═══ ENTRIES SHOWN
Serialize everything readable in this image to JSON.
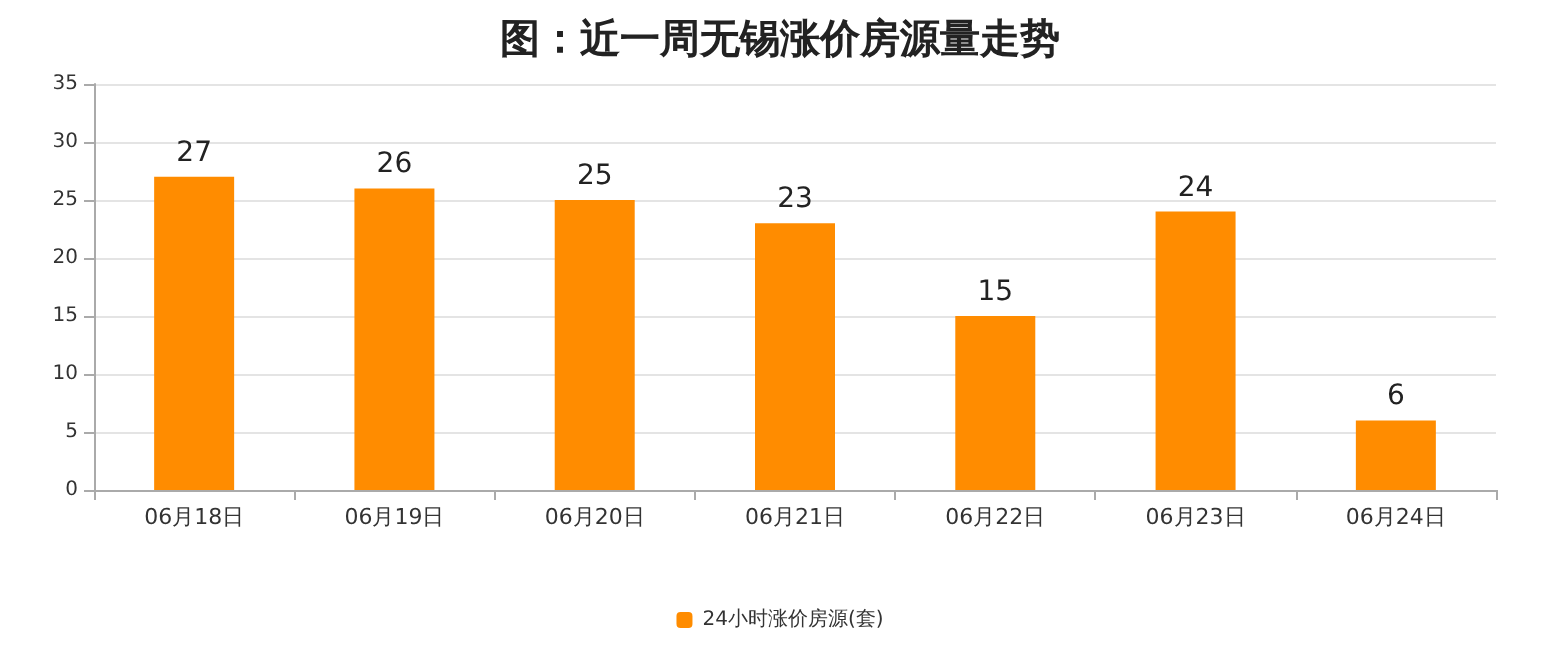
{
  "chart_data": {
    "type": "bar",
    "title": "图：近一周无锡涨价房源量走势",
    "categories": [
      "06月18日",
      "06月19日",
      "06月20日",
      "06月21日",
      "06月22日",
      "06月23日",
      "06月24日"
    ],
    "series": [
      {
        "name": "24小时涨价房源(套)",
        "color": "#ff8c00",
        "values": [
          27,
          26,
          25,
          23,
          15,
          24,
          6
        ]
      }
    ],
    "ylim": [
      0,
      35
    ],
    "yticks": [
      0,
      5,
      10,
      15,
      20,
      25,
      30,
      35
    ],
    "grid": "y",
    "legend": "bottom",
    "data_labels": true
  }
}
══════
# [SET TASK]
Transcribe the listing in full. Omit the pictures and keep every line exact.

# [CORRECT ANSWER]
Serialize everything readable in this image to JSON.
{
  "chart_data": {
    "type": "bar",
    "title": "图：近一周无锡涨价房源量走势",
    "categories": [
      "06月18日",
      "06月19日",
      "06月20日",
      "06月21日",
      "06月22日",
      "06月23日",
      "06月24日"
    ],
    "series": [
      {
        "name": "24小时涨价房源(套)",
        "color": "#ff8c00",
        "values": [
          27,
          26,
          25,
          23,
          15,
          24,
          6
        ]
      }
    ],
    "ylim": [
      0,
      35
    ],
    "yticks": [
      0,
      5,
      10,
      15,
      20,
      25,
      30,
      35
    ],
    "grid": "y",
    "legend": "bottom",
    "data_labels": true
  }
}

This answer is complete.